### Requirement
Go through the entries below and count the lines holding the word "color". Reply with only the number, please.

:: Stored rows

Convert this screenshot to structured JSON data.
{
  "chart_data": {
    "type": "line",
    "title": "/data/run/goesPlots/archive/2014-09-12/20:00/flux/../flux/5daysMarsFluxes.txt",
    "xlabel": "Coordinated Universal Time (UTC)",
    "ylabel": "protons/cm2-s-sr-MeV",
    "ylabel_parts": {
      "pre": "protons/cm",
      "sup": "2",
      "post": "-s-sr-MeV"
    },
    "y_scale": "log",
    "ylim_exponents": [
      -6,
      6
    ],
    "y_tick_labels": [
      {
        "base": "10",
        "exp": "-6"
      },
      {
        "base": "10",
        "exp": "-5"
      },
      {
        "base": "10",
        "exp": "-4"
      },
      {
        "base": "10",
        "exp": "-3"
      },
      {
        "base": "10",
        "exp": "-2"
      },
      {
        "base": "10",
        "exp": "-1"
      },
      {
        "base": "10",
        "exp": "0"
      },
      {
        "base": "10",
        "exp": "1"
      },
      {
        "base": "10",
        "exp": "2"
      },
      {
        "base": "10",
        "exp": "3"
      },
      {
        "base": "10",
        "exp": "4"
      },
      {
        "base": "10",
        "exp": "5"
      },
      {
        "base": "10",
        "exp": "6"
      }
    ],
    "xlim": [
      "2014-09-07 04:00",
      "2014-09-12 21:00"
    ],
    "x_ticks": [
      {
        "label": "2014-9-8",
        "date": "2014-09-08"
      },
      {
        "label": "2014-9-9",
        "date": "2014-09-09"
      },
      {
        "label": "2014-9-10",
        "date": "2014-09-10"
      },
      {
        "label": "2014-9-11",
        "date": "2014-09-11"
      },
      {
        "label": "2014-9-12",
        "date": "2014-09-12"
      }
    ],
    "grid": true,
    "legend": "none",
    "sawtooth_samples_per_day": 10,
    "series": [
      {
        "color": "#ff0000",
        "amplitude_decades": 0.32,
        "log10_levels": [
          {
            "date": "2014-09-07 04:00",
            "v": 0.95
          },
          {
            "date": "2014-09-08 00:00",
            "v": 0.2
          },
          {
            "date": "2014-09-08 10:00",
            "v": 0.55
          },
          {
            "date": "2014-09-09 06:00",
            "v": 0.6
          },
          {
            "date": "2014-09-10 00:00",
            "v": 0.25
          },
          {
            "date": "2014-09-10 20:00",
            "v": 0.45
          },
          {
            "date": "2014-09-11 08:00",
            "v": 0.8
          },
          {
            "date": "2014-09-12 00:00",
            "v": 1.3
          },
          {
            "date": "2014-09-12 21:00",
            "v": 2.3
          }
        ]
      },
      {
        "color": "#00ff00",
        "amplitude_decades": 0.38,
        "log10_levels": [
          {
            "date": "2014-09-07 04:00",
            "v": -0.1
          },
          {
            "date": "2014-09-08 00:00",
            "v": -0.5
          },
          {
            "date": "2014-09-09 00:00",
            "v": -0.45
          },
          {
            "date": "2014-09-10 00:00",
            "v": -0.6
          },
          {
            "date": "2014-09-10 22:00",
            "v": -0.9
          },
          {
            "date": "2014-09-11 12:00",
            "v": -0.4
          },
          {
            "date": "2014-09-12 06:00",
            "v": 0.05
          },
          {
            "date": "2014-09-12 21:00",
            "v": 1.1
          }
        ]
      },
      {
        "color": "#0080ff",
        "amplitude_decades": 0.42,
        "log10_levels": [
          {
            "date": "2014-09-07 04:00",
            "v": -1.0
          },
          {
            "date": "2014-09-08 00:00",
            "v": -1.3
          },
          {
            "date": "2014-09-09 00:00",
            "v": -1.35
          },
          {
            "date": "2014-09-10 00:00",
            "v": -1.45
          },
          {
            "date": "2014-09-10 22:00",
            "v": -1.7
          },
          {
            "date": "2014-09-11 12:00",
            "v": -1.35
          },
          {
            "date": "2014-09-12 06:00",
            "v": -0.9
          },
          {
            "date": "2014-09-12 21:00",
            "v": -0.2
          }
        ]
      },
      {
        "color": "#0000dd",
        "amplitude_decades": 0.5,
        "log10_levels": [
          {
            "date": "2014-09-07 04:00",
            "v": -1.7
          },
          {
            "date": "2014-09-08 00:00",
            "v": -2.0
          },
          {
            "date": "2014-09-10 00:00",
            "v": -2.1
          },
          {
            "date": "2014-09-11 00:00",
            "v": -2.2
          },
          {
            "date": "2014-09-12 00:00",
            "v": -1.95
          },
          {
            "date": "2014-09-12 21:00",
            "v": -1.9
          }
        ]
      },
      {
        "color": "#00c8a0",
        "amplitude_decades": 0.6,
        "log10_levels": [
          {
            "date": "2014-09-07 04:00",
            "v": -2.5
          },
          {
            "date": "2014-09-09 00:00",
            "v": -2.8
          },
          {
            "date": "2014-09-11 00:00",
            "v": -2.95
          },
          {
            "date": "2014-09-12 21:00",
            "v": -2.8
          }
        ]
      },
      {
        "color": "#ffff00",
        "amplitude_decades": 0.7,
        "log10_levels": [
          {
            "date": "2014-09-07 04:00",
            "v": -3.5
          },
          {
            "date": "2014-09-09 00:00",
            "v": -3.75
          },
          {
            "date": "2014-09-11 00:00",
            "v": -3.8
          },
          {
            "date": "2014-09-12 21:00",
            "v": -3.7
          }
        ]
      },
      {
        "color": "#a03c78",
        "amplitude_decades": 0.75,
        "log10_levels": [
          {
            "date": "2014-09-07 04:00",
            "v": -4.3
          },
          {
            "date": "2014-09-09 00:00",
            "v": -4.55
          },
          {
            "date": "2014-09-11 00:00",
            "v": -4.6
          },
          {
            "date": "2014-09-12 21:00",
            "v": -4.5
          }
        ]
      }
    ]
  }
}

::::

### Reply to the task
7